**Task statement**
Provide an exact transcription of all the records.

[Data items]
-----

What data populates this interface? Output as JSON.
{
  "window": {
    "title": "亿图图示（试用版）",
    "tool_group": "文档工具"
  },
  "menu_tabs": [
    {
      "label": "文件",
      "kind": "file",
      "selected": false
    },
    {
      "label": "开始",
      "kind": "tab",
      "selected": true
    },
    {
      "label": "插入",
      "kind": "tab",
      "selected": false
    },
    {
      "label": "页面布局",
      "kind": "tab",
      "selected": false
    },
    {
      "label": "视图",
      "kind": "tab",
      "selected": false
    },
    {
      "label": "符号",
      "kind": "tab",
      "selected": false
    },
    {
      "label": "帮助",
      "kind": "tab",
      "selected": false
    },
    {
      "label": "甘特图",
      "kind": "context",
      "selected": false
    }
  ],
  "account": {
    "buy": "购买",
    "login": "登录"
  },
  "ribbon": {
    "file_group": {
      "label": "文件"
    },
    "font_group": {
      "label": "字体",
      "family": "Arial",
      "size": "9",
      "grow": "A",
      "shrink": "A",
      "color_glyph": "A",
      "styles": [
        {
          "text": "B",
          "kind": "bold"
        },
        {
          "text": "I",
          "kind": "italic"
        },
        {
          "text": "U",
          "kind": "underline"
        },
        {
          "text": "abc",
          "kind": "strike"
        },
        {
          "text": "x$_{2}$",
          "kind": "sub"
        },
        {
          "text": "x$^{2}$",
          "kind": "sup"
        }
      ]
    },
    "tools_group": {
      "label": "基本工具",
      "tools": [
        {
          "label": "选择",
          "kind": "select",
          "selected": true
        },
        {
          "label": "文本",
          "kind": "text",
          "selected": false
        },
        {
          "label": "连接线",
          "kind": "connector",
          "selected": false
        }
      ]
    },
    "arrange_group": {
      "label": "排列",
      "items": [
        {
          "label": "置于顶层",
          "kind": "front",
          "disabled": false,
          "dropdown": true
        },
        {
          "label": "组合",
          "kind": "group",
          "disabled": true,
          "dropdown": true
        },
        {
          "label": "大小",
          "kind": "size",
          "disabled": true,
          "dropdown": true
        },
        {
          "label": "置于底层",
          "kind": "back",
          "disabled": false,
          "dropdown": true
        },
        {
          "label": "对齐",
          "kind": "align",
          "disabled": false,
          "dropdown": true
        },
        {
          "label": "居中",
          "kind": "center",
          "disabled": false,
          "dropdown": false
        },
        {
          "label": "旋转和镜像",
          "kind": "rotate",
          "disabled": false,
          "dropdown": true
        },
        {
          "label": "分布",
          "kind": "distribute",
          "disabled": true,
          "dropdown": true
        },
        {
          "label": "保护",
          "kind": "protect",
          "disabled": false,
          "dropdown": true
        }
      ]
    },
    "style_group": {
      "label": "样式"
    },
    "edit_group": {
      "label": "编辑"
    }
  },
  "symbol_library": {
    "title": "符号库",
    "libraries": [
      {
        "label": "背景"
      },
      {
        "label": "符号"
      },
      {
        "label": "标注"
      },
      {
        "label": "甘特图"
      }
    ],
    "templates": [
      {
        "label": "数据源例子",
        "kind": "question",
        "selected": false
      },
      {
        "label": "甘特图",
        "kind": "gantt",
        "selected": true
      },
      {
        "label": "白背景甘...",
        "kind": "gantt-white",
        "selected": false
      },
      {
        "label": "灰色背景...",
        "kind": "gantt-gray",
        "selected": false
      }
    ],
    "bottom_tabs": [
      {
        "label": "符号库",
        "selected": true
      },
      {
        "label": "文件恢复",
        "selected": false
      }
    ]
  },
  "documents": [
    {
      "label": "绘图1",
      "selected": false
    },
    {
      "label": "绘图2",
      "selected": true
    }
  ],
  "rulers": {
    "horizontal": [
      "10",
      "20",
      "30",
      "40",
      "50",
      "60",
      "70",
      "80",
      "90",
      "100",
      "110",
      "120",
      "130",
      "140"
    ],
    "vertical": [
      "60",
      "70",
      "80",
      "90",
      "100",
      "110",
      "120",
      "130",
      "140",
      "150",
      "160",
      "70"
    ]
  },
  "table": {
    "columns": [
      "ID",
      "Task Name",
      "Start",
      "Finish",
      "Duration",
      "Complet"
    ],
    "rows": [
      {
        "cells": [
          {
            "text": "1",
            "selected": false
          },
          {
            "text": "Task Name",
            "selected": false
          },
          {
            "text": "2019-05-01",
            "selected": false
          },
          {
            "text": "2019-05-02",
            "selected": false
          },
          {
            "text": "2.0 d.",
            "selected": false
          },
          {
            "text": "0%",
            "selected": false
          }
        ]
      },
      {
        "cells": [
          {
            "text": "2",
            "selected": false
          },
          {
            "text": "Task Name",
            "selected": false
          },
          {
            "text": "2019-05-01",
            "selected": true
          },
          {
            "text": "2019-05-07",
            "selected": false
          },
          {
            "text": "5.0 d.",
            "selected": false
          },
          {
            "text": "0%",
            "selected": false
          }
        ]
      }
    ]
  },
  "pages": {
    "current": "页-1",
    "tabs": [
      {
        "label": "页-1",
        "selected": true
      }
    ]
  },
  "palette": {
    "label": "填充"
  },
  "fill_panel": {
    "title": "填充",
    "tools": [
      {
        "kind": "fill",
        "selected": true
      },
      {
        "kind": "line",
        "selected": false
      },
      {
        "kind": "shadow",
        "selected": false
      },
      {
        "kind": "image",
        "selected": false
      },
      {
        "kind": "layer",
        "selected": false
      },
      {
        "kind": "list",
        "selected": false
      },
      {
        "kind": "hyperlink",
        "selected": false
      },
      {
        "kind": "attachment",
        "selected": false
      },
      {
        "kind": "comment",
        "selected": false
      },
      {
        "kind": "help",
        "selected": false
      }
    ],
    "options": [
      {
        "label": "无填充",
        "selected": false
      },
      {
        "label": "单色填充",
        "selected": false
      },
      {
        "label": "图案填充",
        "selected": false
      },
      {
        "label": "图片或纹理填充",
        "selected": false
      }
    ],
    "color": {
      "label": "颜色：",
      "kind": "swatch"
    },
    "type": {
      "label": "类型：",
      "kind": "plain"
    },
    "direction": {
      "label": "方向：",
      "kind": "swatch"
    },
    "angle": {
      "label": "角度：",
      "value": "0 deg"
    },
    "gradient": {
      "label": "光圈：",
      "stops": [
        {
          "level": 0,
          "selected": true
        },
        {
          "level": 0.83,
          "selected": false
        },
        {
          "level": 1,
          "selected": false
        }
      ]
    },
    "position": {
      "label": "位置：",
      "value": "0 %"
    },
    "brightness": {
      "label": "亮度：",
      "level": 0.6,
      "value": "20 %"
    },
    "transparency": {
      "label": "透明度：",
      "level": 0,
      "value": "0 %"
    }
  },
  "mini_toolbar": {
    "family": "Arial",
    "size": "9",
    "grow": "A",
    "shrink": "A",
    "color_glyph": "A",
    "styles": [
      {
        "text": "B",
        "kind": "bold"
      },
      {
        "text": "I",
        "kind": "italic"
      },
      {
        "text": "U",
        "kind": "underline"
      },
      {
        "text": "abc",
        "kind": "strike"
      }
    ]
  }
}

-----

**Output for this exercise**
What data populates this interface? Output as JSON.
{
  "window": {
    "title": "亿图图示（试用版）",
    "tool_group": "文档工具"
  },
  "menu_tabs": [
    {
      "label": "文件",
      "kind": "file",
      "selected": false
    },
    {
      "label": "开始",
      "kind": "tab",
      "selected": true
    },
    {
      "label": "插入",
      "kind": "tab",
      "selected": false
    },
    {
      "label": "页面布局",
      "kind": "tab",
      "selected": false
    },
    {
      "label": "视图",
      "kind": "tab",
      "selected": false
    },
    {
      "label": "符号",
      "kind": "tab",
      "selected": false
    },
    {
      "label": "帮助",
      "kind": "tab",
      "selected": false
    },
    {
      "label": "甘特图",
      "kind": "context",
      "selected": false
    }
  ],
  "account": {
    "buy": "购买",
    "login": "登录"
  },
  "ribbon": {
    "file_group": {
      "label": "文件"
    },
    "font_group": {
      "label": "字体",
      "family": "Arial",
      "size": "9",
      "grow": "A",
      "shrink": "A",
      "color_glyph": "A",
      "styles": [
        {
          "text": "B",
          "kind": "bold"
        },
        {
          "text": "I",
          "kind": "italic"
        },
        {
          "text": "U",
          "kind": "underline"
        },
        {
          "text": "abc",
          "kind": "strike"
        },
        {
          "text": "x$_{2}$",
          "kind": "sub"
        },
        {
          "text": "x$^{2}$",
          "kind": "sup"
        }
      ]
    },
    "tools_group": {
      "label": "基本工具",
      "tools": [
        {
          "label": "选择",
          "kind": "select",
          "selected": true
        },
        {
          "label": "文本",
          "kind": "text",
          "selected": false
        },
        {
          "label": "连接线",
          "kind": "connector",
          "selected": false
        }
      ]
    },
    "arrange_group": {
      "label": "排列",
      "items": [
        {
          "label": "置于顶层",
          "kind": "front",
          "disabled": false,
          "dropdown": true
        },
        {
          "label": "组合",
          "kind": "group",
          "disabled": true,
          "dropdown": true
        },
        {
          "label": "大小",
          "kind": "size",
          "disabled": true,
          "dropdown": true
        },
        {
          "label": "置于底层",
          "kind": "back",
          "disabled": false,
          "dropdown": true
        },
        {
          "label": "对齐",
          "kind": "align",
          "disabled": false,
          "dropdown": true
        },
        {
          "label": "居中",
          "kind": "center",
          "disabled": false,
          "dropdown": false
        },
        {
          "label": "旋转和镜像",
          "kind": "rotate",
          "disabled": false,
          "dropdown": true
        },
        {
          "label": "分布",
          "kind": "distribute",
          "disabled": true,
          "dropdown": true
        },
        {
          "label": "保护",
          "kind": "protect",
          "disabled": false,
          "dropdown": true
        }
      ]
    },
    "style_group": {
      "label": "样式"
    },
    "edit_group": {
      "label": "编辑"
    }
  },
  "symbol_library": {
    "title": "符号库",
    "libraries": [
      {
        "label": "背景"
      },
      {
        "label": "符号"
      },
      {
        "label": "标注"
      },
      {
        "label": "甘特图"
      }
    ],
    "templates": [
      {
        "label": "数据源例子",
        "kind": "question",
        "selected": false
      },
      {
        "label": "甘特图",
        "kind": "gantt",
        "selected": true
      },
      {
        "label": "白背景甘...",
        "kind": "gantt-white",
        "selected": false
      },
      {
        "label": "灰色背景...",
        "kind": "gantt-gray",
        "selected": false
      }
    ],
    "bottom_tabs": [
      {
        "label": "符号库",
        "selected": true
      },
      {
        "label": "文件恢复",
        "selected": false
      }
    ]
  },
  "documents": [
    {
      "label": "绘图1",
      "selected": false
    },
    {
      "label": "绘图2",
      "selected": true
    }
  ],
  "rulers": {
    "horizontal": [
      "10",
      "20",
      "30",
      "40",
      "50",
      "60",
      "70",
      "80",
      "90",
      "100",
      "110",
      "120",
      "130",
      "140"
    ],
    "vertical": [
      "60",
      "70",
      "80",
      "90",
      "100",
      "110",
      "120",
      "130",
      "140",
      "150",
      "160",
      "70"
    ]
  },
  "table": {
    "columns": [
      "ID",
      "Task Name",
      "Start",
      "Finish",
      "Duration",
      "Complet"
    ],
    "rows": [
      {
        "cells": [
          {
            "text": "1",
            "selected": false
          },
          {
            "text": "Task Name",
            "selected": false
          },
          {
            "text": "2019-05-01",
            "selected": false
          },
          {
            "text": "2019-05-02",
            "selected": false
          },
          {
            "text": "2.0 d.",
            "selected": false
          },
          {
            "text": "0%",
            "selected": false
          }
        ]
      },
      {
        "cells": [
          {
            "text": "2",
            "selected": false
          },
          {
            "text": "Task Name",
            "selected": false
          },
          {
            "text": "2019-05-01",
            "selected": true
          },
          {
            "text": "2019-05-07",
            "selected": false
          },
          {
            "text": "5.0 d.",
            "selected": false
          },
          {
            "text": "0%",
            "selected": false
          }
        ]
      }
    ]
  },
  "pages": {
    "current": "页-1",
    "tabs": [
      {
        "label": "页-1",
        "selected": true
      }
    ]
  },
  "palette": {
    "label": "填充"
  },
  "fill_panel": {
    "title": "填充",
    "tools": [
      {
        "kind": "fill",
        "selected": true
      },
      {
        "kind": "line",
        "selected": false
      },
      {
        "kind": "shadow",
        "selected": false
      },
      {
        "kind": "image",
        "selected": false
      },
      {
        "kind": "layer",
        "selected": false
      },
      {
        "kind": "list",
        "selected": false
      },
      {
        "kind": "hyperlink",
        "selected": false
      },
      {
        "kind": "attachment",
        "selected": false
      },
      {
        "kind": "comment",
        "selected": false
      },
      {
        "kind": "help",
        "selected": false
      }
    ],
    "options": [
      {
        "label": "无填充",
        "selected": false
      },
      {
        "label": "单色填充",
        "selected": false
      },
      {
        "label": "图案填充",
        "selected": false
      },
      {
        "label": "图片或纹理填充",
        "selected": false
      }
    ],
    "color": {
      "label": "颜色：",
      "kind": "swatch"
    },
    "type": {
      "label": "类型：",
      "kind": "plain"
    },
    "direction": {
      "label": "方向：",
      "kind": "swatch"
    },
    "angle": {
      "label": "角度：",
      "value": "0 deg"
    },
    "gradient": {
      "label": "光圈：",
      "stops": [
        {
          "level": 0,
          "selected": true
        },
        {
          "level": 0.83,
          "selected": false
        },
        {
          "level": 1,
          "selected": false
        }
      ]
    },
    "position": {
      "label": "位置：",
      "value": "0 %"
    },
    "brightness": {
      "label": "亮度：",
      "level": 0.6,
      "value": "20 %"
    },
    "transparency": {
      "label": "透明度：",
      "level": 0,
      "value": "0 %"
    }
  },
  "mini_toolbar": {
    "family": "Arial",
    "size": "9",
    "grow": "A",
    "shrink": "A",
    "color_glyph": "A",
    "styles": [
      {
        "text": "B",
        "kind": "bold"
      },
      {
        "text": "I",
        "kind": "italic"
      },
      {
        "text": "U",
        "kind": "underline"
      },
      {
        "text": "abc",
        "kind": "strike"
      }
    ]
  }
}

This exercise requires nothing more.